__Given task__
Copy out every line in the entries below that includes "Ζάχαρη".

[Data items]
──────────────────────────────

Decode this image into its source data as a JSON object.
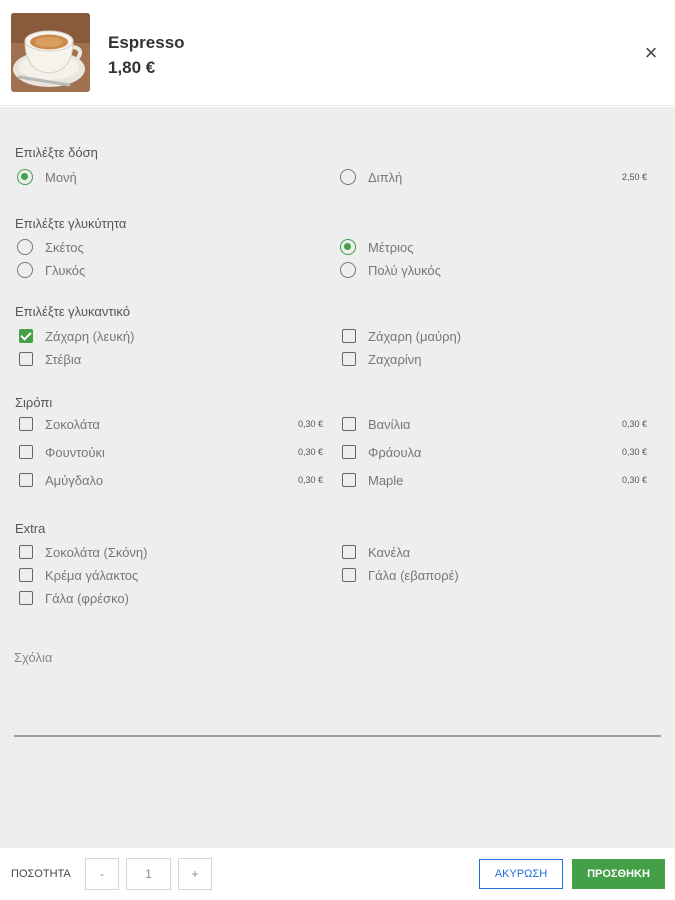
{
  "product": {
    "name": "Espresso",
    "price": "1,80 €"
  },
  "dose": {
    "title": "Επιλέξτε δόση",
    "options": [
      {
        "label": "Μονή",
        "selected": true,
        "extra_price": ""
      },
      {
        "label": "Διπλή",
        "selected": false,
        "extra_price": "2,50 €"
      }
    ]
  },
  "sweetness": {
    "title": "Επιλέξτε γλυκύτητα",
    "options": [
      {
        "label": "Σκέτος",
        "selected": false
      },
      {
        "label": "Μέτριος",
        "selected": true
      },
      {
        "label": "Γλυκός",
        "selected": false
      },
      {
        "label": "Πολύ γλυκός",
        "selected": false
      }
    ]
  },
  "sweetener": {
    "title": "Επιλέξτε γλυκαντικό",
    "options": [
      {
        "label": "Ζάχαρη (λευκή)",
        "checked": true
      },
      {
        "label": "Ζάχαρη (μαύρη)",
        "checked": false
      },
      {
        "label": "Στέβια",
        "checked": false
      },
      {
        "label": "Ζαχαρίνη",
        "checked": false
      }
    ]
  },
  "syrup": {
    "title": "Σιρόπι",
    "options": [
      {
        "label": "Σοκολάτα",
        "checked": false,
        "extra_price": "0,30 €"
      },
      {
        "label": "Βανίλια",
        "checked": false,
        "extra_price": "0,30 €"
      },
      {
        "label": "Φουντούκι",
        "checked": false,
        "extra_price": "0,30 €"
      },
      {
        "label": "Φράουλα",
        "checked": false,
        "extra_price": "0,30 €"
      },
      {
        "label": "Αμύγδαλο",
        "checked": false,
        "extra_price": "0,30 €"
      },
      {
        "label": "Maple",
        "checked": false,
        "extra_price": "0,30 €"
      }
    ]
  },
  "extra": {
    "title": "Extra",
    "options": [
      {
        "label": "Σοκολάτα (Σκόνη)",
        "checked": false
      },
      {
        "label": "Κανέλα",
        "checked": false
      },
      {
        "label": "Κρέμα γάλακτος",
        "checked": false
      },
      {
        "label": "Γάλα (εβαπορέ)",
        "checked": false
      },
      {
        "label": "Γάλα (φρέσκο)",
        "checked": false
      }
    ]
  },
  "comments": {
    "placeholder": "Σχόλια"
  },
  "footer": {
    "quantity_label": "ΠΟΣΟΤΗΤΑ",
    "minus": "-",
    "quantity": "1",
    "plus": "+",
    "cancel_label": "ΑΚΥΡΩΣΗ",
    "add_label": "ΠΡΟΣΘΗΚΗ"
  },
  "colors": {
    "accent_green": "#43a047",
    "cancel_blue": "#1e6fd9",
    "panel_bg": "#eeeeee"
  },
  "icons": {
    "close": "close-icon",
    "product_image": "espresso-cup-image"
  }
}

──────────────────────────────

__In response__
        "label": "Ζάχαρη (λευκή)",
        "label": "Ζάχαρη (μαύρη)",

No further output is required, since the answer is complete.